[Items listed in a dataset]
** start **

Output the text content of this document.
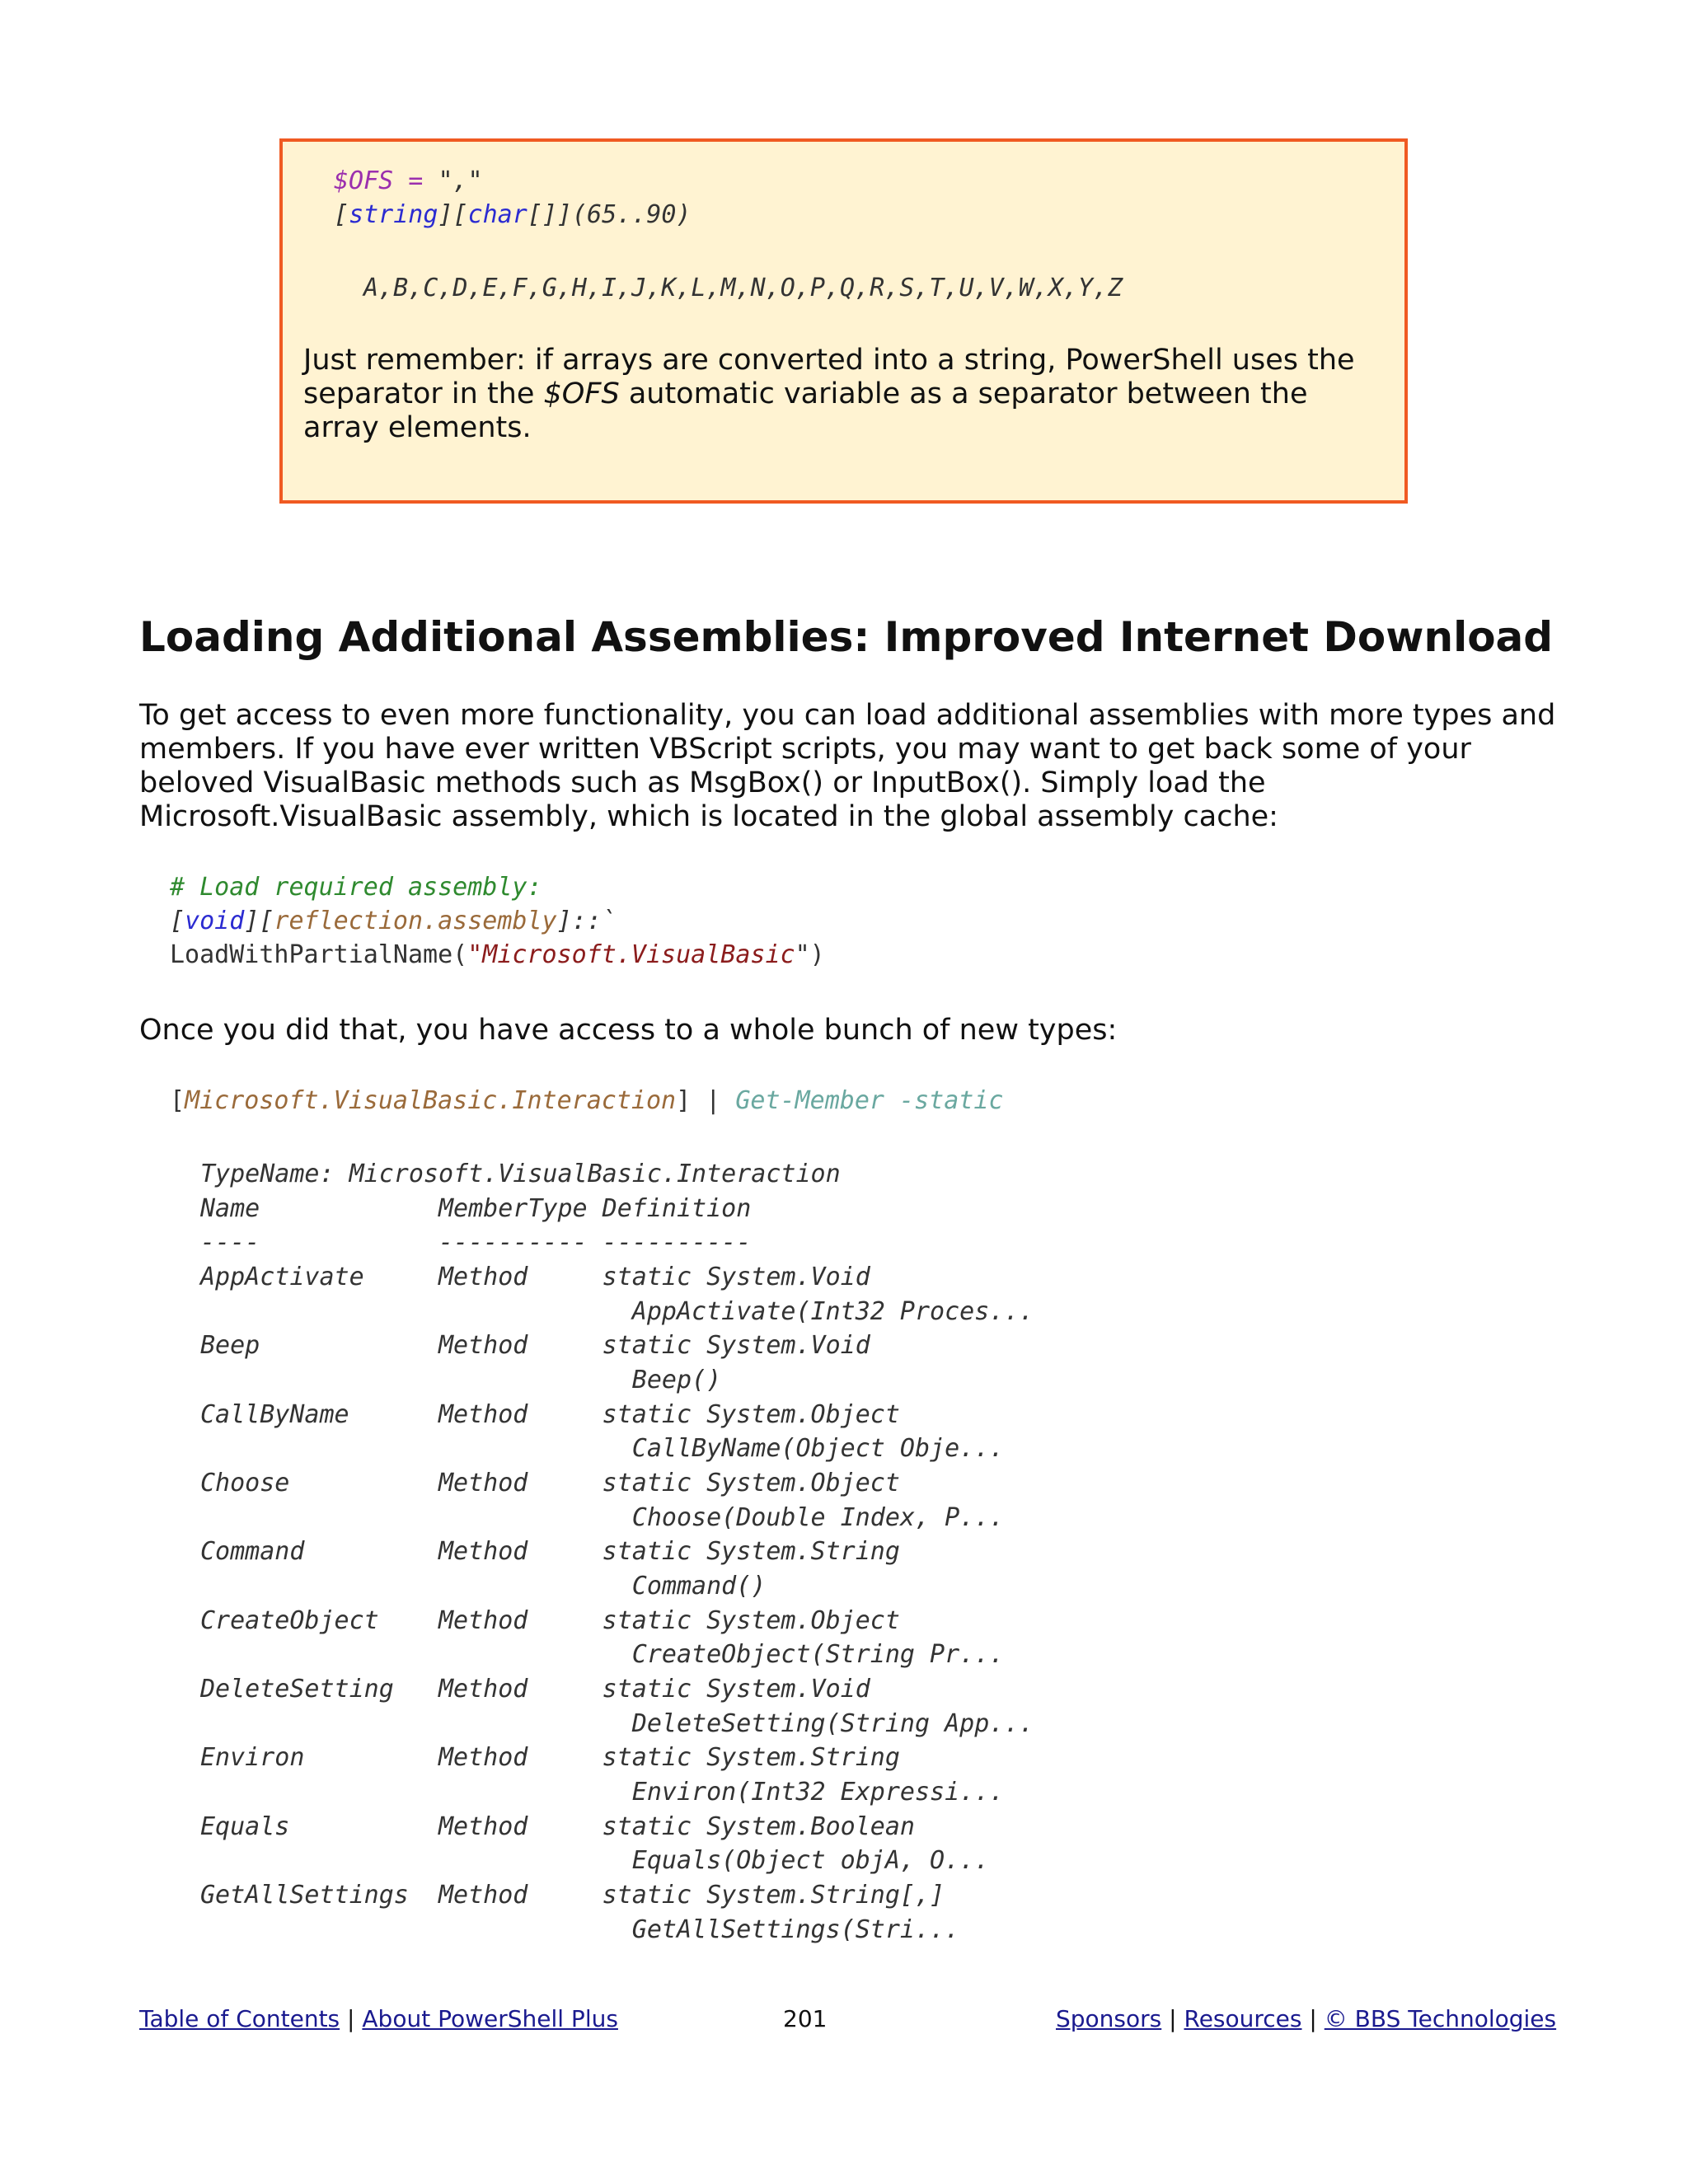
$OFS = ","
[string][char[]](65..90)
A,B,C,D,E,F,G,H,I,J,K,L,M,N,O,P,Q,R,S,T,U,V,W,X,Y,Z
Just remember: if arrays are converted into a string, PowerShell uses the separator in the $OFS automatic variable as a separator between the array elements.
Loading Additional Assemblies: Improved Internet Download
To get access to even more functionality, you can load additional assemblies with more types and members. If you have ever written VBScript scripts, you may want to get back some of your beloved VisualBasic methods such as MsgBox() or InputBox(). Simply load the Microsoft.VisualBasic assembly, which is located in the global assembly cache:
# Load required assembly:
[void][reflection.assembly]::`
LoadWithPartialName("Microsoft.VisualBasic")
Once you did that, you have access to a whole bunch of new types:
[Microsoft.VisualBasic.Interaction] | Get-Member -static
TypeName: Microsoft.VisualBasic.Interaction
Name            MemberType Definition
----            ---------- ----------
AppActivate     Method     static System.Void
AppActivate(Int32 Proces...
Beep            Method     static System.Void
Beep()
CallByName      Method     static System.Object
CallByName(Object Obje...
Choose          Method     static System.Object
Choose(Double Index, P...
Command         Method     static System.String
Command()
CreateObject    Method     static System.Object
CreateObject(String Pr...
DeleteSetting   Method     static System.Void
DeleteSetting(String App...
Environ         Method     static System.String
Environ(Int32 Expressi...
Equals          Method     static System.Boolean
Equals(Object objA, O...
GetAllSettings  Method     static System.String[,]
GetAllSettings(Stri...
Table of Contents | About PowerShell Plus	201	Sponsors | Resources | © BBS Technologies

** end **

### Required work
Quote the full listing above word for word; exclude every picture from the copy.

### Result of this exercise
Output the text content of this document.
$OFS = ","
[string][char[]](65..90)
A,B,C,D,E,F,G,H,I,J,K,L,M,N,O,P,Q,R,S,T,U,V,W,X,Y,Z
Just remember: if arrays are converted into a string, PowerShell uses the separator in the $OFS automatic variable as a separator between the array elements.
Loading Additional Assemblies: Improved Internet Download
To get access to even more functionality, you can load additional assemblies with more types and members. If you have ever written VBScript scripts, you may want to get back some of your beloved VisualBasic methods such as MsgBox() or InputBox(). Simply load the Microsoft.VisualBasic assembly, which is located in the global assembly cache:
# Load required assembly:
[void][reflection.assembly]::`
LoadWithPartialName("Microsoft.VisualBasic")
Once you did that, you have access to a whole bunch of new types:
[Microsoft.VisualBasic.Interaction] | Get-Member -static
TypeName: Microsoft.VisualBasic.Interaction
Name            MemberType Definition
----            ---------- ----------
AppActivate     Method     static System.Void
AppActivate(Int32 Proces...
Beep            Method     static System.Void
Beep()
CallByName      Method     static System.Object
CallByName(Object Obje...
Choose          Method     static System.Object
Choose(Double Index, P...
Command         Method     static System.String
Command()
CreateObject    Method     static System.Object
CreateObject(String Pr...
DeleteSetting   Method     static System.Void
DeleteSetting(String App...
Environ         Method     static System.String
Environ(Int32 Expressi...
Equals          Method     static System.Boolean
Equals(Object objA, O...
GetAllSettings  Method     static System.String[,]
GetAllSettings(Stri...
Table of Contents | About PowerShell Plus	201	Sponsors | Resources | © BBS Technologies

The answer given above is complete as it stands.